### Requirement 1
In the avatar control notes, which emotion closes the avatar's eyes?
### Requirement 2
Please list every emotion that the avatar control notes name for speaking.
### Requirement 3
Carry on the avatar control notes from their final line.

Avatar — VTuber Control

Quick Start

•Start system: ~/openclaw/scripts/start-avatar.sh
•Stop system: ~/openclaw/scripts/stop-avatar.sh
•Check health: curl -s http://localhost:8766/health

Speaking

~/openclaw/scripts/avatar-speak.sh "text" [emotion] [output]

Output controls where audio plays:

•speakers — default system sink, people in the room hear it
•mic — AvatarMic sink, people in Meet/calls hear it
•both — both simultaneously

Default output is speakers.

Emotions

neutral (default, eyes open), happy, sad, angry, relaxed, surprised

Use neutral by default. happy closes the eyes (anime smile) — only use for genuine excitement.

Mid-Speech Emotion Changes

Change emotions mid-sentence for more natural conversations using avatar-speak-multi.sh:

bash

~/openclaw/scripts/avatar-speak-multi.sh \
  "happy:Hi, I'm Clever!" \
  "neutral:I work with Lucas on daily tasks." \
  "surprised:Wait, what's happening?" \
  "relaxed:Let me think about this." \
  "happy:Done! I'm ready to help."

Format: "emotion:text" where emotion is one of: happy, neutral, surprised, relaxed, sad, angry

Each segment is spoken sequentially with its emotion, creating natural emotional flow.

Infrastructure

When avatar system is started, these are always available:

•Virtual mic: AvatarMic.monitor (set as default source for Meet)
•Virtual camera: /dev/video10 (captures renderer via CDP)
•Virtual speaker sink: AvatarSpeaker (available for routing)

The bot chooses per-speak where audio goes. Virtual mic and camera are always-on pipes.

Service Control

systemctl --user {start|stop|status|restart} avatar-control-server Renderer: cd ~/openclaw/avatar/renderer && npm run dev

WebSocket API (Advanced)

### Listed entries
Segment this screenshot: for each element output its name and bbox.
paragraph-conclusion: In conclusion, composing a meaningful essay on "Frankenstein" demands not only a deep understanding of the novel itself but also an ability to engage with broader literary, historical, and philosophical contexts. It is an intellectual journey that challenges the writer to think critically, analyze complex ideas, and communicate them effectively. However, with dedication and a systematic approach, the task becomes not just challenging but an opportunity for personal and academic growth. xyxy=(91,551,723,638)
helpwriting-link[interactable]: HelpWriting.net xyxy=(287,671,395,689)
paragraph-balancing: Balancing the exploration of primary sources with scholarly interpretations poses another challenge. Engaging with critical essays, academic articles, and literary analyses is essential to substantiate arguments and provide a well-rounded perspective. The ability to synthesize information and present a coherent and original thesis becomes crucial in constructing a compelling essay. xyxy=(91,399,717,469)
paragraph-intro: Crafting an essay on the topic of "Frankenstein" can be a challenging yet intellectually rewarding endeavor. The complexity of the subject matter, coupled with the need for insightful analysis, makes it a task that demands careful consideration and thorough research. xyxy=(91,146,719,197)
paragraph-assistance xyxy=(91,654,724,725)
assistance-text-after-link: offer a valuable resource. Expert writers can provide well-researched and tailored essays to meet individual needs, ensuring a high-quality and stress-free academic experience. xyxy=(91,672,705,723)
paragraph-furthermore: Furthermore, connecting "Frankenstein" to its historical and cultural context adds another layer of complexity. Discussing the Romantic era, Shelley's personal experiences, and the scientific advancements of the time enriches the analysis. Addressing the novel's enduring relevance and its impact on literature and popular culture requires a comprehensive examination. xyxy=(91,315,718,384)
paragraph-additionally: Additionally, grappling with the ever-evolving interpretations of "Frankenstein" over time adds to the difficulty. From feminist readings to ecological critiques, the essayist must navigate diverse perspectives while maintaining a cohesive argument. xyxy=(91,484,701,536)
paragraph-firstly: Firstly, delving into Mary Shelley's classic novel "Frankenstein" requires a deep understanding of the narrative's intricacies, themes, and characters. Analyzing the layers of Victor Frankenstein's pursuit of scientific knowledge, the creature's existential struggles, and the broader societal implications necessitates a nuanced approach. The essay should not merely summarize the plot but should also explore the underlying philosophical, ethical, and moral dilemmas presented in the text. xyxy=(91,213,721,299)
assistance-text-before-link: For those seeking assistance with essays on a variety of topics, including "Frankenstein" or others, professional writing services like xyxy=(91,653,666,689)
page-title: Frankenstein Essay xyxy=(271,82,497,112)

### Answer space 1
happy

### Answer space 2
neutral, happy, sad, angry, relaxed, surprised

### Answer space 3
Port 8765 — must send identify first: { type: "identify", role: "agent", name: "@agentName@" }

Commands after identify:

•speak: { type: "speak", text: "Hello", emotion: "neutral", output: "mic" }
•setExpression: { type: "setExpression", name: "happy", intensity: 1 }
•setIdle: { type: "setIdle", mode: "breathing" }
•getStatus: { type: "getStatus" }

Wait ~1s after identify before sending commands. Wait for speakAck duration + 2s buffer before closing WebSocket.

See server.js in ~/openclaw/avatar/control-server/ for full protocol.

Ports

•8765: WebSocket (control)
•8766: HTTP (audio serving + health)
•3000: Renderer (browser, visual only)
•/dev/video10: Virtual camera

Audio Flow

Agent sends speak with output target -> control server runs edge-tts -> generates MP3 -> ffmpeg plays to chosen PulseAudio sink(s) -> renderer gets lip sync data only (visual animation, no browser audio).

Troubleshooting

•"Control Server Disconnected" in browser: check systemctl --user status avatar-control-server
•No audio in Meet: verify AvatarMic sink exists (pactl list sinks short | grep AvatarMic), check output is "mic" or "both"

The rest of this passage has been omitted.